Find every line of the listing below where "letter" appears, and copy it.

───── Supplied data

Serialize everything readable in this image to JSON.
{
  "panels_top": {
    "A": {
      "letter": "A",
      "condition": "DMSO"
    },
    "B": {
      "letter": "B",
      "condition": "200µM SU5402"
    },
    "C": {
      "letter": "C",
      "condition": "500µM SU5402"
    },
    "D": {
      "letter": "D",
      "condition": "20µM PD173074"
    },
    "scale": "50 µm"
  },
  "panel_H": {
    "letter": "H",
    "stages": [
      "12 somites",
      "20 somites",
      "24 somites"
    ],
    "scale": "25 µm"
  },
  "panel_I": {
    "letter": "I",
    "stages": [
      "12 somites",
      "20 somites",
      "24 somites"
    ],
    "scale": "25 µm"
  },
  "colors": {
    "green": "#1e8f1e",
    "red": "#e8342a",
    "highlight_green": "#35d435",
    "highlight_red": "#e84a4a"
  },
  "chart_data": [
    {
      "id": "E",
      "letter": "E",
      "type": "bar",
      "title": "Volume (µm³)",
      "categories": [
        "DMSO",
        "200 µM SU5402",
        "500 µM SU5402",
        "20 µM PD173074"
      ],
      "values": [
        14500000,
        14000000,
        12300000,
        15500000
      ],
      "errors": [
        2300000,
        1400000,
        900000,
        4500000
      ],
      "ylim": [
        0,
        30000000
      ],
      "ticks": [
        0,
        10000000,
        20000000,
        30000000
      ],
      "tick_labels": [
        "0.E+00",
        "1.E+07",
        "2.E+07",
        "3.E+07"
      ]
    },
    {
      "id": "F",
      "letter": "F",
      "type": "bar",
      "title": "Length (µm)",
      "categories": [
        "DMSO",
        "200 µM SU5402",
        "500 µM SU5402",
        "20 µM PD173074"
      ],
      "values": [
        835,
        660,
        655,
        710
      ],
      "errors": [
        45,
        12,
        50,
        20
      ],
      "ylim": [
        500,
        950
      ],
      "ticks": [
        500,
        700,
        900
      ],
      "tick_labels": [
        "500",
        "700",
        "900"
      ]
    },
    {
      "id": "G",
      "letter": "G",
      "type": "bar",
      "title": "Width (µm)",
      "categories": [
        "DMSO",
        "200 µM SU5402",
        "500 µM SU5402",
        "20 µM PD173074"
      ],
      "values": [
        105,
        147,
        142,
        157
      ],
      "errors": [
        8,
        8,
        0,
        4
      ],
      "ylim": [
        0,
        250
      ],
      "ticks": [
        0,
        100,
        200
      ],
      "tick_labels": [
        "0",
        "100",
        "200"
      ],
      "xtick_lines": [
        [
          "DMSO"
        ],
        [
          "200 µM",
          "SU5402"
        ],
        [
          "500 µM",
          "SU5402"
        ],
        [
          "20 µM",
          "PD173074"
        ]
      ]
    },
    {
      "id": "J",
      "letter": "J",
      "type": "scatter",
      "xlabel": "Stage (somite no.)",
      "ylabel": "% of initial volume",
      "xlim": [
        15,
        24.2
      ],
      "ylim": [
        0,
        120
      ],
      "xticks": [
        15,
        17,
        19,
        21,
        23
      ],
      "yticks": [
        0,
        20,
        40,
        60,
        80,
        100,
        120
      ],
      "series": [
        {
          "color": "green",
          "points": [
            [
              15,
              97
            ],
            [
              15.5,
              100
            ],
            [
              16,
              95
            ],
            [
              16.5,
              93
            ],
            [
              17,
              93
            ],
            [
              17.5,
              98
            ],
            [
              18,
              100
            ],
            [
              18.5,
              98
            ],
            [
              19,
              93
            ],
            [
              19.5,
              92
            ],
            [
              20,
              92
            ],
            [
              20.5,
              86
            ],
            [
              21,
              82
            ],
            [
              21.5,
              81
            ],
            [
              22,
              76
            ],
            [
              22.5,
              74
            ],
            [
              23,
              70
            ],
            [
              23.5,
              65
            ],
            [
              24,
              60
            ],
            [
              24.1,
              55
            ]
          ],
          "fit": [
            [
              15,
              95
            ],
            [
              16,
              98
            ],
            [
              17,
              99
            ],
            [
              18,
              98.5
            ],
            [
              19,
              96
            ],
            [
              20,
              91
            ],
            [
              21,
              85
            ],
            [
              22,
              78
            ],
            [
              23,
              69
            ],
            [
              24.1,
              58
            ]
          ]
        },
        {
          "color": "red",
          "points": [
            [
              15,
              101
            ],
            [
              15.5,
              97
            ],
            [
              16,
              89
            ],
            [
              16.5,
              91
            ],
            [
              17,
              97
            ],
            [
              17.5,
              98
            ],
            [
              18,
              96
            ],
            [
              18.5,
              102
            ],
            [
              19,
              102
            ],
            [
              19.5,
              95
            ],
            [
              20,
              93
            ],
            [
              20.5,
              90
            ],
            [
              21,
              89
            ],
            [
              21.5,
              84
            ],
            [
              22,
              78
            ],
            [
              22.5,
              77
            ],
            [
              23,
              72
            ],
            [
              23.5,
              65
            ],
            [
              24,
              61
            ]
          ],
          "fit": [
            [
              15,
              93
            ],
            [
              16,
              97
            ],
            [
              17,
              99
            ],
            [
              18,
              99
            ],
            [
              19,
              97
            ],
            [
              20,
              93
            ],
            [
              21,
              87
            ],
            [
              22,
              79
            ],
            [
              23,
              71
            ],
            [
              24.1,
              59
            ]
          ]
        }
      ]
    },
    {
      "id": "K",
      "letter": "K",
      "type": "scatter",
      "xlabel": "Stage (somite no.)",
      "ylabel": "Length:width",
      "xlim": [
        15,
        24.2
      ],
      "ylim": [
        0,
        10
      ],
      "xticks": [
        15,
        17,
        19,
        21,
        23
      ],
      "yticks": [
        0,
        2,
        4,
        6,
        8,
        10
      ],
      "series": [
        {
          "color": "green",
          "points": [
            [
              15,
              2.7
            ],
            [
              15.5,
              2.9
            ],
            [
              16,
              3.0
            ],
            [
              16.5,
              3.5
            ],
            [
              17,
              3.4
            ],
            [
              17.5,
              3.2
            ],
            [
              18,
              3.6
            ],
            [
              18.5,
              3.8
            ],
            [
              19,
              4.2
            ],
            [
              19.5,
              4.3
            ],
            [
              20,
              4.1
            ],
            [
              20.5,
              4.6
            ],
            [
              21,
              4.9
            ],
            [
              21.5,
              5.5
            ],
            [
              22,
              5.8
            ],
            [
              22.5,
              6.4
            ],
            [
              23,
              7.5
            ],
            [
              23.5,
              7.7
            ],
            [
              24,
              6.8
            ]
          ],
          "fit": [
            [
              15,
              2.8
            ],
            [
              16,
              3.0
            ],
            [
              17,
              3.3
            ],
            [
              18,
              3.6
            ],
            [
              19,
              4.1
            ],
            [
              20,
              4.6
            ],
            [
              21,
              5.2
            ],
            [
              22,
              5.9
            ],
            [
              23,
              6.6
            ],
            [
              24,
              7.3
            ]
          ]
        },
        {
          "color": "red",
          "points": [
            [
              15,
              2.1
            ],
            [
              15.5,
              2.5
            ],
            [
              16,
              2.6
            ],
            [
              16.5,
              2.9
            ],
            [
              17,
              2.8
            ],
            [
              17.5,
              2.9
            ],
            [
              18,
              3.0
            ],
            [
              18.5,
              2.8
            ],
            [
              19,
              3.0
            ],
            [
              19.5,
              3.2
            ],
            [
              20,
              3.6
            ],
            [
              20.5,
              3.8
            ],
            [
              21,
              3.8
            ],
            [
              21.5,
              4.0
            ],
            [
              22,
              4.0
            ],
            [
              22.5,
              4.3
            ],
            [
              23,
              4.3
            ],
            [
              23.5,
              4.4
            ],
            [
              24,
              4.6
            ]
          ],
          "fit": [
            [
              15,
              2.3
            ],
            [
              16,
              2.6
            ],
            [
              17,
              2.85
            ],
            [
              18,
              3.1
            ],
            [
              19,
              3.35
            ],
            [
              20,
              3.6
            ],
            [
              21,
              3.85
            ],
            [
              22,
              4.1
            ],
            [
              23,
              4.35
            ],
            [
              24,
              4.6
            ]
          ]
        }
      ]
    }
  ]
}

──────────

Task result »
      "letter": "A",
      "letter": "B",
      "letter": "C",
      "letter": "D",
    "letter": "H",
    "letter": "I",
      "letter": "E",
      "letter": "F",
      "letter": "G",
      "letter": "J",
      "letter": "K",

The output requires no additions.